[Stored items]
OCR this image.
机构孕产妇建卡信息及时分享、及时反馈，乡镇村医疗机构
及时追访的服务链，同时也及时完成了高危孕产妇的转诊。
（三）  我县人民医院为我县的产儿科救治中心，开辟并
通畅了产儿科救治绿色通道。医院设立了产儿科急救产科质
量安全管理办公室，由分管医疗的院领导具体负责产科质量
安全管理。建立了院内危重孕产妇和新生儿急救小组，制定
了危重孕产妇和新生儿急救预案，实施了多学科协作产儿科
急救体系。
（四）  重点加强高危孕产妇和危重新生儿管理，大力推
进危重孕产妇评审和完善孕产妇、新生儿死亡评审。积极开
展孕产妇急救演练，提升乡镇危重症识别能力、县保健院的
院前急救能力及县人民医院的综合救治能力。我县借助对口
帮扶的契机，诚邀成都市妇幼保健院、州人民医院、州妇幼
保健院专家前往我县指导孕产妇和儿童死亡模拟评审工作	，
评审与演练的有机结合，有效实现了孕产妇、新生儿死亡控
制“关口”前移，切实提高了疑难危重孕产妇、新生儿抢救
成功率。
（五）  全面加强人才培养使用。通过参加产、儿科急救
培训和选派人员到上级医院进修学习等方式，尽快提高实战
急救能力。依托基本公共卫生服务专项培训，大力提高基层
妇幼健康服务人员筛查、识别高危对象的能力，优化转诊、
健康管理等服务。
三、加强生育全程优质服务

__Brief__. Copy all the records above exactly, missing none.

__Output__.
OCR this image.
机构孕产妇建卡信息及时分享、及时反馈，乡镇村医疗机构
及时追访的服务链，同时也及时完成了高危孕产妇的转诊。
（三）  我县人民医院为我县的产儿科救治中心，开辟并
通畅了产儿科救治绿色通道。医院设立了产儿科急救产科质
量安全管理办公室，由分管医疗的院领导具体负责产科质量
安全管理。建立了院内危重孕产妇和新生儿急救小组，制定
了危重孕产妇和新生儿急救预案，实施了多学科协作产儿科
急救体系。
（四）  重点加强高危孕产妇和危重新生儿管理，大力推
进危重孕产妇评审和完善孕产妇、新生儿死亡评审。积极开
展孕产妇急救演练，提升乡镇危重症识别能力、县保健院的
院前急救能力及县人民医院的综合救治能力。我县借助对口
帮扶的契机，诚邀成都市妇幼保健院、州人民医院、州妇幼
保健院专家前往我县指导孕产妇和儿童死亡模拟评审工作	，
评审与演练的有机结合，有效实现了孕产妇、新生儿死亡控
制“关口”前移，切实提高了疑难危重孕产妇、新生儿抢救
成功率。
（五）  全面加强人才培养使用。通过参加产、儿科急救
培训和选派人员到上级医院进修学习等方式，尽快提高实战
急救能力。依托基本公共卫生服务专项培训，大力提高基层
妇幼健康服务人员筛查、识别高危对象的能力，优化转诊、
健康管理等服务。
三、加强生育全程优质服务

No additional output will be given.